Quote every line of the material beneath this one.

Recorded data:

— START —

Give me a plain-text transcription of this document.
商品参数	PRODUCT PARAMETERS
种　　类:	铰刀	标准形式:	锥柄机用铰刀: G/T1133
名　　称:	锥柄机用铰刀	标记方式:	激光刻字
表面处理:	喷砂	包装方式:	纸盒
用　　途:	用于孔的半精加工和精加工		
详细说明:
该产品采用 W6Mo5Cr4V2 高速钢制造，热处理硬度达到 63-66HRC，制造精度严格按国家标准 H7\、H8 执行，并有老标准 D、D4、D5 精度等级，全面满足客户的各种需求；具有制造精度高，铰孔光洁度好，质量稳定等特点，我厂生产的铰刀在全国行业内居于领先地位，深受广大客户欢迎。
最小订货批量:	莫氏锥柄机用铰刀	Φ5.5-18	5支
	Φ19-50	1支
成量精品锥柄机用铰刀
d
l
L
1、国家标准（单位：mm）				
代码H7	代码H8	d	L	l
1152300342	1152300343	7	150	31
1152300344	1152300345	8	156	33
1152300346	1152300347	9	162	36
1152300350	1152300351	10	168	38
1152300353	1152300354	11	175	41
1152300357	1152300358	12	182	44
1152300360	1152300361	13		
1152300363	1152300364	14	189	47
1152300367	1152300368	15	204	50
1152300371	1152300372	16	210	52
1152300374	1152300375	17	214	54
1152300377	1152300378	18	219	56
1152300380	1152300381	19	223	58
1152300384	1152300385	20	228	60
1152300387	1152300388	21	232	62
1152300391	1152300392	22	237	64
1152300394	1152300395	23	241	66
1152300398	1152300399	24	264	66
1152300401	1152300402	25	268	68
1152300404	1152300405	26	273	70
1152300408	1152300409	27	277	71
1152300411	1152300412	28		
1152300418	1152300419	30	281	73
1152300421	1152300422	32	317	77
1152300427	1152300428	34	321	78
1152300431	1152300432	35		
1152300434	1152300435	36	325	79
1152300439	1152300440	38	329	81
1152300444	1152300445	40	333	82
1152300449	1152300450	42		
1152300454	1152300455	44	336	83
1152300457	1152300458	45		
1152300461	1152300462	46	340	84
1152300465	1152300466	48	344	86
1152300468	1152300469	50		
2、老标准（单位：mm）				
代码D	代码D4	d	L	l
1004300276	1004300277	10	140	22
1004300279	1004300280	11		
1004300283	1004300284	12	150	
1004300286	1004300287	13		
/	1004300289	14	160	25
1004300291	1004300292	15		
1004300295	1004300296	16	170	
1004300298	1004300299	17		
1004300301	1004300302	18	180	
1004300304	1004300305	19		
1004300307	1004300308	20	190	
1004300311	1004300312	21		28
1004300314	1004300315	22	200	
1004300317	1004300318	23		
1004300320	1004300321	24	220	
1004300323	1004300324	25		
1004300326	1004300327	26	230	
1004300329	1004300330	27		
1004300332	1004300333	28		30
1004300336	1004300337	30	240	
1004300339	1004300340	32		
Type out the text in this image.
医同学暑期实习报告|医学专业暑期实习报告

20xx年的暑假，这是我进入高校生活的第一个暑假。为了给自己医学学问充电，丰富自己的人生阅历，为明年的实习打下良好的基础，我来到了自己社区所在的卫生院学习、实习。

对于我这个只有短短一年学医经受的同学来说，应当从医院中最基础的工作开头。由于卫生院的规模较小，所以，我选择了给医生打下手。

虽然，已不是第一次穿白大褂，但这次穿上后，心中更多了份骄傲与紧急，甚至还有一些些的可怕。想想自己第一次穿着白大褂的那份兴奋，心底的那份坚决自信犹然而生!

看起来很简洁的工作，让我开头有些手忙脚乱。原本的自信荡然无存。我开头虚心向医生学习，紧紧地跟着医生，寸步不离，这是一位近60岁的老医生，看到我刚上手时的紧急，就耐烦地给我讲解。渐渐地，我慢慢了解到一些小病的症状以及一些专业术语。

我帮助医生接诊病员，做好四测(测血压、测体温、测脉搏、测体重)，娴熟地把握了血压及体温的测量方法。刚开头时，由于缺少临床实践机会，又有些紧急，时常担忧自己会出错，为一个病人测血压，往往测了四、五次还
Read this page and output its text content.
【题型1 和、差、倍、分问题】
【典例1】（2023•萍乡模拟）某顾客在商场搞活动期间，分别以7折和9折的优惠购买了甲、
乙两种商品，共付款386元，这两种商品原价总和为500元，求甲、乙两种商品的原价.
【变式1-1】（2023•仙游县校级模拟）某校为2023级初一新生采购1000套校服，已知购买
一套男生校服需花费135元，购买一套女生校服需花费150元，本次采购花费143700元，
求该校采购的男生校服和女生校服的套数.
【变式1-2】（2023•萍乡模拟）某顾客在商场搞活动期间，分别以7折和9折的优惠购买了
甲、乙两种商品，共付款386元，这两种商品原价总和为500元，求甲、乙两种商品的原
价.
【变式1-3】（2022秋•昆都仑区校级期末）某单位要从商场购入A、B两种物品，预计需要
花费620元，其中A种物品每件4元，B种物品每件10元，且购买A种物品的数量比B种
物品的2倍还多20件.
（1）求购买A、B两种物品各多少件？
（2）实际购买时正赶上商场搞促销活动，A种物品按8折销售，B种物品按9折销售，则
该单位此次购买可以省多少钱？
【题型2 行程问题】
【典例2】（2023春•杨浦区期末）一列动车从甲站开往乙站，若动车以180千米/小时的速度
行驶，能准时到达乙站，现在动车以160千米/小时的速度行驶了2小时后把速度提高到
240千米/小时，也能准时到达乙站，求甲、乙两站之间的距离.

— END —

Exercise answer -
Give me a plain-text transcription of this document.
商品参数	PRODUCT PARAMETERS
种　　类:	铰刀	标准形式:	锥柄机用铰刀: G/T1133
名　　称:	锥柄机用铰刀	标记方式:	激光刻字
表面处理:	喷砂	包装方式:	纸盒
用　　途:	用于孔的半精加工和精加工		
详细说明:
该产品采用 W6Mo5Cr4V2 高速钢制造，热处理硬度达到 63-66HRC，制造精度严格按国家标准 H7\、H8 执行，并有老标准 D、D4、D5 精度等级，全面满足客户的各种需求；具有制造精度高，铰孔光洁度好，质量稳定等特点，我厂生产的铰刀在全国行业内居于领先地位，深受广大客户欢迎。
最小订货批量:	莫氏锥柄机用铰刀	Φ5.5-18	5支
	Φ19-50	1支
成量精品锥柄机用铰刀
d
l
L
1、国家标准（单位：mm）				
代码H7	代码H8	d	L	l
1152300342	1152300343	7	150	31
1152300344	1152300345	8	156	33
1152300346	1152300347	9	162	36
1152300350	1152300351	10	168	38
1152300353	1152300354	11	175	41
1152300357	1152300358	12	182	44
1152300360	1152300361	13		
1152300363	1152300364	14	189	47
1152300367	1152300368	15	204	50
1152300371	1152300372	16	210	52
1152300374	1152300375	17	214	54
1152300377	1152300378	18	219	56
1152300380	1152300381	19	223	58
1152300384	1152300385	20	228	60
1152300387	1152300388	21	232	62
1152300391	1152300392	22	237	64
1152300394	1152300395	23	241	66
1152300398	1152300399	24	264	66
1152300401	1152300402	25	268	68
1152300404	1152300405	26	273	70
1152300408	1152300409	27	277	71
1152300411	1152300412	28		
1152300418	1152300419	30	281	73
1152300421	1152300422	32	317	77
1152300427	1152300428	34	321	78
1152300431	1152300432	35		
1152300434	1152300435	36	325	79
1152300439	1152300440	38	329	81
1152300444	1152300445	40	333	82
1152300449	1152300450	42		
1152300454	1152300455	44	336	83
1152300457	1152300458	45		
1152300461	1152300462	46	340	84
1152300465	1152300466	48	344	86
1152300468	1152300469	50		
2、老标准（单位：mm）				
代码D	代码D4	d	L	l
1004300276	1004300277	10	140	22
1004300279	1004300280	11		
1004300283	1004300284	12	150	
1004300286	1004300287	13		
/	1004300289	14	160	25
1004300291	1004300292	15		
1004300295	1004300296	16	170	
1004300298	1004300299	17		
1004300301	1004300302	18	180	
1004300304	1004300305	19		
1004300307	1004300308	20	190	
1004300311	1004300312	21		28
1004300314	1004300315	22	200	
1004300317	1004300318	23		
1004300320	1004300321	24	220	
1004300323	1004300324	25		
1004300326	1004300327	26	230	
1004300329	1004300330	27		
1004300332	1004300333	28		30
1004300336	1004300337	30	240	
1004300339	1004300340	32		
Type out the text in this image.
医同学暑期实习报告|医学专业暑期实习报告

20xx年的暑假，这是我进入高校生活的第一个暑假。为了给自己医学学问充电，丰富自己的人生阅历，为明年的实习打下良好的基础，我来到了自己社区所在的卫生院学习、实习。

对于我这个只有短短一年学医经受的同学来说，应当从医院中最基础的工作开头。由于卫生院的规模较小，所以，我选择了给医生打下手。

虽然，已不是第一次穿白大褂，但这次穿上后，心中更多了份骄傲与紧急，甚至还有一些些的可怕。想想自己第一次穿着白大褂的那份兴奋，心底的那份坚决自信犹然而生!

看起来很简洁的工作，让我开头有些手忙脚乱。原本的自信荡然无存。我开头虚心向医生学习，紧紧地跟着医生，寸步不离，这是一位近60岁的老医生，看到我刚上手时的紧急，就耐烦地给我讲解。渐渐地，我慢慢了解到一些小病的症状以及一些专业术语。

我帮助医生接诊病员，做好四测(测血压、测体温、测脉搏、测体重)，娴熟地把握了血压及体温的测量方法。刚开头时，由于缺少临床实践机会，又有些紧急，时常担忧自己会出错，为一个病人测血压，往往测了四、五次还
Read this page and output its text content.
【题型1 和、差、倍、分问题】
【典例1】（2023•萍乡模拟）某顾客在商场搞活动期间，分别以7折和9折的优惠购买了甲、
乙两种商品，共付款386元，这两种商品原价总和为500元，求甲、乙两种商品的原价.
【变式1-1】（2023•仙游县校级模拟）某校为2023级初一新生采购1000套校服，已知购买
一套男生校服需花费135元，购买一套女生校服需花费150元，本次采购花费143700元，
求该校采购的男生校服和女生校服的套数.
【变式1-2】（2023•萍乡模拟）某顾客在商场搞活动期间，分别以7折和9折的优惠购买了
甲、乙两种商品，共付款386元，这两种商品原价总和为500元，求甲、乙两种商品的原
价.
【变式1-3】（2022秋•昆都仑区校级期末）某单位要从商场购入A、B两种物品，预计需要
花费620元，其中A种物品每件4元，B种物品每件10元，且购买A种物品的数量比B种
物品的2倍还多20件.
（1）求购买A、B两种物品各多少件？
（2）实际购买时正赶上商场搞促销活动，A种物品按8折销售，B种物品按9折销售，则
该单位此次购买可以省多少钱？
【题型2 行程问题】
【典例2】（2023春•杨浦区期末）一列动车从甲站开往乙站，若动车以180千米/小时的速度
行驶，能准时到达乙站，现在动车以160千米/小时的速度行驶了2小时后把速度提高到
240千米/小时，也能准时到达乙站，求甲、乙两站之间的距离.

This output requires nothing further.